__TASK BRIEF__
From the data that follows, copy every line holding the string "title".

__DATA ROWS__
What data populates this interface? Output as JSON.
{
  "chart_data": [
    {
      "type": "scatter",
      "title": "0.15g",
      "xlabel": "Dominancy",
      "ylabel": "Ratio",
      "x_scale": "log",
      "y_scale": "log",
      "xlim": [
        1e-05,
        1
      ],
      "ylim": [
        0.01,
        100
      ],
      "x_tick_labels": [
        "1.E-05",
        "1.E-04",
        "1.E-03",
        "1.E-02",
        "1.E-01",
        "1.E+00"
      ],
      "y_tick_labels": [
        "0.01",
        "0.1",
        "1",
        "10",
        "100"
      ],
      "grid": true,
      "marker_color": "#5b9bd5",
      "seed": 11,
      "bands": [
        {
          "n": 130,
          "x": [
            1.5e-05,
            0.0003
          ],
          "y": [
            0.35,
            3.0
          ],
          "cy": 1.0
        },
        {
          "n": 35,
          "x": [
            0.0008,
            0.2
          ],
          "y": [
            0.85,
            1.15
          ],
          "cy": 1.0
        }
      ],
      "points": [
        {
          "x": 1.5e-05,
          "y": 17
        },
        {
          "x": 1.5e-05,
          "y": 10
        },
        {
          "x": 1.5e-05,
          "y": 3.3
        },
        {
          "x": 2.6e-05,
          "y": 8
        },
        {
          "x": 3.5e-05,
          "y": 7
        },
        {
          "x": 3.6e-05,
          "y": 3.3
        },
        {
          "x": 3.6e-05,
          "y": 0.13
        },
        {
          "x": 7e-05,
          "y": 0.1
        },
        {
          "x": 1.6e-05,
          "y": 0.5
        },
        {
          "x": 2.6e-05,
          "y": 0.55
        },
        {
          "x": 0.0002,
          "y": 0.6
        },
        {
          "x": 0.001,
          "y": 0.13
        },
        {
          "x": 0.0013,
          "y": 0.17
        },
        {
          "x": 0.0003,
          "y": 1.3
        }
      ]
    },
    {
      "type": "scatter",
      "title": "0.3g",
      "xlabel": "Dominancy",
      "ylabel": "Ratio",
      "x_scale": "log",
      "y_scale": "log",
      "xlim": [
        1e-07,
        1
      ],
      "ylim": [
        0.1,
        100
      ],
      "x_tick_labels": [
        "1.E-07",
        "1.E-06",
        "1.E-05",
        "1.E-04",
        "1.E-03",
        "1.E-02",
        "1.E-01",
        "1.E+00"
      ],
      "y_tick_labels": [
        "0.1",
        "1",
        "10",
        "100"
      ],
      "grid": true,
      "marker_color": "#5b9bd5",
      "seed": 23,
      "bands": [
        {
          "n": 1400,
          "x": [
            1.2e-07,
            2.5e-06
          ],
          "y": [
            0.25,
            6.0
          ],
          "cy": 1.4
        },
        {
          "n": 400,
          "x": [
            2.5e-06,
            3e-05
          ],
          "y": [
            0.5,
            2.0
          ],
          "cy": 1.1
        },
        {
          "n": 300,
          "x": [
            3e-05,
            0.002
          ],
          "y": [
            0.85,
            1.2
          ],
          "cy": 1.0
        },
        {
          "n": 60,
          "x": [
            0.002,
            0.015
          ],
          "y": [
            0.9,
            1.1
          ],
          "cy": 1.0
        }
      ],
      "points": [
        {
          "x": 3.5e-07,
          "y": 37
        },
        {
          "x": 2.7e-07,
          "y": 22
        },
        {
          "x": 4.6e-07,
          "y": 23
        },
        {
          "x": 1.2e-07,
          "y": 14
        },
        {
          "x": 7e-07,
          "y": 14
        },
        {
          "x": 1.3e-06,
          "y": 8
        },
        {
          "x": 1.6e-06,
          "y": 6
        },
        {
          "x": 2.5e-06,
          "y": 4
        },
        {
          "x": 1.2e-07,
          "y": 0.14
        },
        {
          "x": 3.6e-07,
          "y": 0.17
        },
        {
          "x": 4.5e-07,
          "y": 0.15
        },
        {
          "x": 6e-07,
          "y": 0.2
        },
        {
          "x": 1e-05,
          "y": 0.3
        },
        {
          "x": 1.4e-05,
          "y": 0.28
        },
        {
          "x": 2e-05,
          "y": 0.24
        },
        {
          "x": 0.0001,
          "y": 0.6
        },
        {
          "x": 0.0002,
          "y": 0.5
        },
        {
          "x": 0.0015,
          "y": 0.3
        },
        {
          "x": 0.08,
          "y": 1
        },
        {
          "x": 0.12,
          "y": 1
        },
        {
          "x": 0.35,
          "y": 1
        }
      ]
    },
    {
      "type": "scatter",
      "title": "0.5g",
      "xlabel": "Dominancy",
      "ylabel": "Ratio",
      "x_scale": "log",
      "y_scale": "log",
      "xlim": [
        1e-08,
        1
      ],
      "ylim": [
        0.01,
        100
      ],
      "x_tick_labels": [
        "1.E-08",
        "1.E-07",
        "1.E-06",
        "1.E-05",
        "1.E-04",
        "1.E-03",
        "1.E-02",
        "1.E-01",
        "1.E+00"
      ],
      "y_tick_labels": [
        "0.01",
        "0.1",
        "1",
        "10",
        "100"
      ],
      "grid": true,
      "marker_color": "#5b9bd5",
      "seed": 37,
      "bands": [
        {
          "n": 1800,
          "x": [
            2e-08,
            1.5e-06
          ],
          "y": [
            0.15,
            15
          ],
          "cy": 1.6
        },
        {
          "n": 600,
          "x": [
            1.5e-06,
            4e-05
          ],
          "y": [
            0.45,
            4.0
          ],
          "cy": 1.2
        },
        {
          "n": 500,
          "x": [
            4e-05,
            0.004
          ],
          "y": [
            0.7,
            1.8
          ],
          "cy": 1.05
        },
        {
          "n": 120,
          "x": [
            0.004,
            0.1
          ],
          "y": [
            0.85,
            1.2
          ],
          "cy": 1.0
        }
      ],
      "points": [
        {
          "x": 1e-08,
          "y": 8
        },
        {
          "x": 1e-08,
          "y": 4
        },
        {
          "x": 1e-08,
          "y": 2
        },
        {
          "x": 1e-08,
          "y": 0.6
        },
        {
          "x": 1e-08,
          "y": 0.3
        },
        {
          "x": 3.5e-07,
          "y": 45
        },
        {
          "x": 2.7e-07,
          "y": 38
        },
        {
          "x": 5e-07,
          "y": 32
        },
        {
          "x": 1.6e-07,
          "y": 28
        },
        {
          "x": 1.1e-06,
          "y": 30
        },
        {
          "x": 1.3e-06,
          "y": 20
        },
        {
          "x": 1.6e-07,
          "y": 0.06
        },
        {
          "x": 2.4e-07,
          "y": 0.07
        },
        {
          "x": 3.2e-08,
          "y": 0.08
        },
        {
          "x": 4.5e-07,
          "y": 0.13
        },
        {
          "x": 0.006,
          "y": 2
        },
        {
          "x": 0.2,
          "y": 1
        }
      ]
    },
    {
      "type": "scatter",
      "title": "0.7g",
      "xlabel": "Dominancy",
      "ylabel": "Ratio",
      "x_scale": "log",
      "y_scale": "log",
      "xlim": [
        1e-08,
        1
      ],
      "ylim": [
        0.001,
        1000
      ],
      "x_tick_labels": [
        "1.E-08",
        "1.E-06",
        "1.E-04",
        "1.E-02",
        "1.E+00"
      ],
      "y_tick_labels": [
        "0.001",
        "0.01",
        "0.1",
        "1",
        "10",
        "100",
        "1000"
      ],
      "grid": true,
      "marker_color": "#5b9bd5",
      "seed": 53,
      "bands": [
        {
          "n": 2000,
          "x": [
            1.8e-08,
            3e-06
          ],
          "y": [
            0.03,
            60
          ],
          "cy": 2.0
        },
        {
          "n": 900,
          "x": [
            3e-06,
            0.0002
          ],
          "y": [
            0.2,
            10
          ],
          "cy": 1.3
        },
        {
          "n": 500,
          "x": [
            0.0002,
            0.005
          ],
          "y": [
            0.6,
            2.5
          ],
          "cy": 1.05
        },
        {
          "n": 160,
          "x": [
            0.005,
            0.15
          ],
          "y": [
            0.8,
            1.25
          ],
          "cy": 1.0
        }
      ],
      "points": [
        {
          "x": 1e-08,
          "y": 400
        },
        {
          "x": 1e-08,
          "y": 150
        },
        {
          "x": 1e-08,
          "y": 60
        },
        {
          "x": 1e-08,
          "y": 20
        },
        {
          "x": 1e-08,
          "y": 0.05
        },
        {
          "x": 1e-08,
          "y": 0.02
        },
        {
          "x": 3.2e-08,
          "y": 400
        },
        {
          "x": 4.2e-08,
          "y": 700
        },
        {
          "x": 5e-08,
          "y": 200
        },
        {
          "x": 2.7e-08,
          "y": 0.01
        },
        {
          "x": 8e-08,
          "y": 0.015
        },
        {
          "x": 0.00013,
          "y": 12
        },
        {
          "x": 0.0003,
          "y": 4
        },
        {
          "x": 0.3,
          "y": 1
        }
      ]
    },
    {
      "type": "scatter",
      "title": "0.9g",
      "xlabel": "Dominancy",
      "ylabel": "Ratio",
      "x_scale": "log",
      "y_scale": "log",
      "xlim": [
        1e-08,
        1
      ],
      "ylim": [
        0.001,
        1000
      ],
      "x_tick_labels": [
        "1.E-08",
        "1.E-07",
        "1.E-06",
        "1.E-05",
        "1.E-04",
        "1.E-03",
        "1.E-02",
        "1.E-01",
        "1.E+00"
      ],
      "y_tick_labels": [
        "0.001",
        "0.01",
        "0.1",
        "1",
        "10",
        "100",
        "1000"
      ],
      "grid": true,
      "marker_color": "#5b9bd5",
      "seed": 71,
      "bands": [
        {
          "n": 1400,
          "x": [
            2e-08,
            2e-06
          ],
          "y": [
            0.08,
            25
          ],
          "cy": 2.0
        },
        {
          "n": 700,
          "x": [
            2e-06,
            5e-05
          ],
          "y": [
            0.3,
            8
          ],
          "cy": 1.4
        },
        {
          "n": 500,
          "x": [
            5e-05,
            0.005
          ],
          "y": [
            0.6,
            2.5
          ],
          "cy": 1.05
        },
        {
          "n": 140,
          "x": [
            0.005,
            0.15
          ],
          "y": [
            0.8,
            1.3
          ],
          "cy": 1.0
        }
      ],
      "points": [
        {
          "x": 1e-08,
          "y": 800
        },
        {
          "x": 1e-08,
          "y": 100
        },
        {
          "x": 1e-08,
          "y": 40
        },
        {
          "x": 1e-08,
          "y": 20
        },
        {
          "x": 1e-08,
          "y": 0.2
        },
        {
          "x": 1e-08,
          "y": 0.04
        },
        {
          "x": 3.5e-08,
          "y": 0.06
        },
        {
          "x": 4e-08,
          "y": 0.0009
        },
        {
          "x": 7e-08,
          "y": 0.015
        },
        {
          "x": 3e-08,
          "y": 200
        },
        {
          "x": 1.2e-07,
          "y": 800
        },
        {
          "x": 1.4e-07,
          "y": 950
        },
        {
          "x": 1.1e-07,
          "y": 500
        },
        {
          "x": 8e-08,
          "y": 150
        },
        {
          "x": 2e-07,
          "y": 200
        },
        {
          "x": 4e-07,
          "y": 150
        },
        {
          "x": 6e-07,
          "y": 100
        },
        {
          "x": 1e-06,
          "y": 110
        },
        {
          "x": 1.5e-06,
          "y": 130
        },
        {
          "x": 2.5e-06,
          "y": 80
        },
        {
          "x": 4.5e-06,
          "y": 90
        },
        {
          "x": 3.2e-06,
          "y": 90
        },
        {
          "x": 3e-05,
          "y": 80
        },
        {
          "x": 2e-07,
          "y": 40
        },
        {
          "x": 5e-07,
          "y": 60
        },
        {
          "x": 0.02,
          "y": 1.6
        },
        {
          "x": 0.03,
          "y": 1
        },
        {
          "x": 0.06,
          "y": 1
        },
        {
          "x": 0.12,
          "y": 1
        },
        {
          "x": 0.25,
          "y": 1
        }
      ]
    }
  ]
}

__THE ANSWER__
      "title": "0.15g",
      "title": "0.3g",
      "title": "0.5g",
      "title": "0.7g",
      "title": "0.9g",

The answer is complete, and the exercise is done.